## Start Listed entries
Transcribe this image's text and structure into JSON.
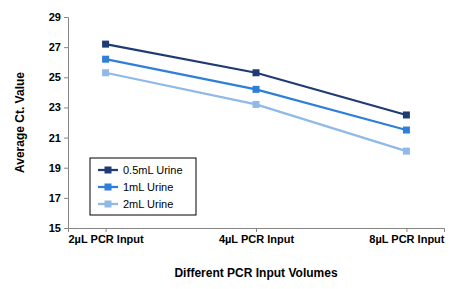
{
  "chart_data": {
    "type": "line",
    "x_label": "Different PCR Input Volumes",
    "y_label": "Average Ct. Value",
    "categories": [
      "2µL PCR Input",
      "4µL PCR Input",
      "8µL PCR Input"
    ],
    "series": [
      {
        "name": "0.5mL Urine",
        "color": "#1f3b73",
        "marker": "square",
        "values": [
          27.2,
          25.3,
          22.5
        ]
      },
      {
        "name": "1mL Urine",
        "color": "#2f7fd8",
        "marker": "square",
        "values": [
          26.2,
          24.2,
          21.5
        ]
      },
      {
        "name": "2mL Urine",
        "color": "#8fb9e6",
        "marker": "square",
        "values": [
          25.3,
          23.2,
          20.1
        ]
      }
    ],
    "ylim": [
      15,
      29
    ],
    "yticks": [
      15,
      17,
      19,
      21,
      23,
      25,
      27,
      29
    ],
    "grid": false,
    "legend": "lower left"
  }
}
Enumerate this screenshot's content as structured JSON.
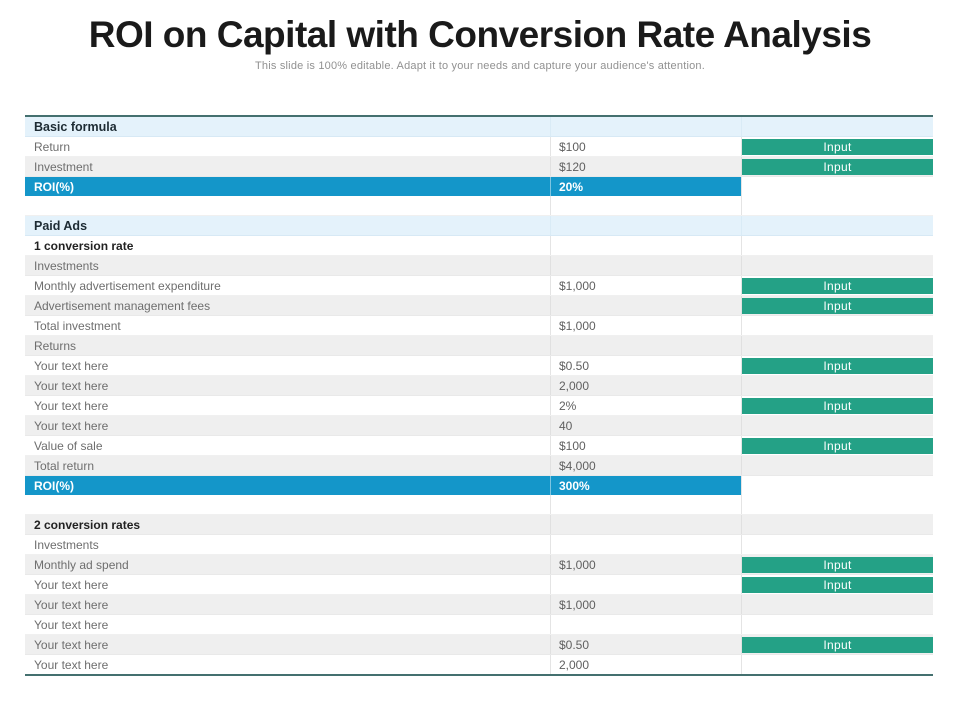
{
  "title": "ROI on Capital with Conversion Rate Analysis",
  "subtitle": "This slide is 100% editable. Adapt it to your needs and capture your audience's attention.",
  "colors": {
    "accent_blue": "#1496c9",
    "accent_green": "#24a186",
    "section_header_blue": "#e4f2fb",
    "alt_row_gray": "#efefef",
    "table_frame": "#44706f"
  },
  "table": {
    "rows": [
      {
        "label": "Basic formula"
      },
      {
        "label": "Return",
        "value": "$100",
        "button": "Input"
      },
      {
        "label": "Investment",
        "value": "$120",
        "button": "Input"
      },
      {
        "label": "ROI(%)",
        "value": "20%"
      },
      {
        "label": ""
      },
      {
        "label": "Paid Ads"
      },
      {
        "label": "1 conversion rate"
      },
      {
        "label": "Investments"
      },
      {
        "label": "Monthly advertisement expenditure",
        "value": "$1,000",
        "button": "Input"
      },
      {
        "label": "Advertisement management fees",
        "button": "Input"
      },
      {
        "label": "Total investment",
        "value": "$1,000"
      },
      {
        "label": "Returns"
      },
      {
        "label": "Your text here",
        "value": "$0.50",
        "button": "Input"
      },
      {
        "label": "Your text here",
        "value": "2,000"
      },
      {
        "label": "Your text here",
        "value": "2%",
        "button": "Input"
      },
      {
        "label": "Your text here",
        "value": "40"
      },
      {
        "label": "Value of sale",
        "value": "$100",
        "button": "Input"
      },
      {
        "label": "Total return",
        "value": "$4,000"
      },
      {
        "label": "ROI(%)",
        "value": "300%"
      },
      {
        "label": ""
      },
      {
        "label": "2 conversion rates"
      },
      {
        "label": "Investments"
      },
      {
        "label": "Monthly ad spend",
        "value": "$1,000",
        "button": "Input"
      },
      {
        "label": "Your text here",
        "button": "Input"
      },
      {
        "label": "Your text here",
        "value": "$1,000"
      },
      {
        "label": "Your text here"
      },
      {
        "label": "Your text here",
        "value": "$0.50",
        "button": "Input"
      },
      {
        "label": "Your text here",
        "value": "2,000"
      }
    ]
  }
}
## End Listed entries
**Aim**.
Without the pictures, print the records in full, exactly as they appear.

**Response to the exercise**.
Transcribe this image's text and structure into JSON.
{
  "chart_data": {
    "type": "line",
    "x_label": "Different PCR Input Volumes",
    "y_label": "Average Ct. Value",
    "categories": [
      "2µL PCR Input",
      "4µL PCR Input",
      "8µL PCR Input"
    ],
    "series": [
      {
        "name": "0.5mL Urine",
        "color": "#1f3b73",
        "marker": "square",
        "values": [
          27.2,
          25.3,
          22.5
        ]
      },
      {
        "name": "1mL Urine",
        "color": "#2f7fd8",
        "marker": "square",
        "values": [
          26.2,
          24.2,
          21.5
        ]
      },
      {
        "name": "2mL Urine",
        "color": "#8fb9e6",
        "marker": "square",
        "values": [
          25.3,
          23.2,
          20.1
        ]
      }
    ],
    "ylim": [
      15,
      29
    ],
    "yticks": [
      15,
      17,
      19,
      21,
      23,
      25,
      27,
      29
    ],
    "grid": false,
    "legend": "lower left"
  }
}
Enumerate this screenshot's content as structured JSON.
{
  "title": "ROI on Capital with Conversion Rate Analysis",
  "subtitle": "This slide is 100% editable. Adapt it to your needs and capture your audience's attention.",
  "colors": {
    "accent_blue": "#1496c9",
    "accent_green": "#24a186",
    "section_header_blue": "#e4f2fb",
    "alt_row_gray": "#efefef",
    "table_frame": "#44706f"
  },
  "table": {
    "rows": [
      {
        "label": "Basic formula"
      },
      {
        "label": "Return",
        "value": "$100",
        "button": "Input"
      },
      {
        "label": "Investment",
        "value": "$120",
        "button": "Input"
      },
      {
        "label": "ROI(%)",
        "value": "20%"
      },
      {
        "label": ""
      },
      {
        "label": "Paid Ads"
      },
      {
        "label": "1 conversion rate"
      },
      {
        "label": "Investments"
      },
      {
        "label": "Monthly advertisement expenditure",
        "value": "$1,000",
        "button": "Input"
      },
      {
        "label": "Advertisement management fees",
        "button": "Input"
      },
      {
        "label": "Total investment",
        "value": "$1,000"
      },
      {
        "label": "Returns"
      },
      {
        "label": "Your text here",
        "value": "$0.50",
        "button": "Input"
      },
      {
        "label": "Your text here",
        "value": "2,000"
      },
      {
        "label": "Your text here",
        "value": "2%",
        "button": "Input"
      },
      {
        "label": "Your text here",
        "value": "40"
      },
      {
        "label": "Value of sale",
        "value": "$100",
        "button": "Input"
      },
      {
        "label": "Total return",
        "value": "$4,000"
      },
      {
        "label": "ROI(%)",
        "value": "300%"
      },
      {
        "label": ""
      },
      {
        "label": "2 conversion rates"
      },
      {
        "label": "Investments"
      },
      {
        "label": "Monthly ad spend",
        "value": "$1,000",
        "button": "Input"
      },
      {
        "label": "Your text here",
        "button": "Input"
      },
      {
        "label": "Your text here",
        "value": "$1,000"
      },
      {
        "label": "Your text here"
      },
      {
        "label": "Your text here",
        "value": "$0.50",
        "button": "Input"
      },
      {
        "label": "Your text here",
        "value": "2,000"
      }
    ]
  }
}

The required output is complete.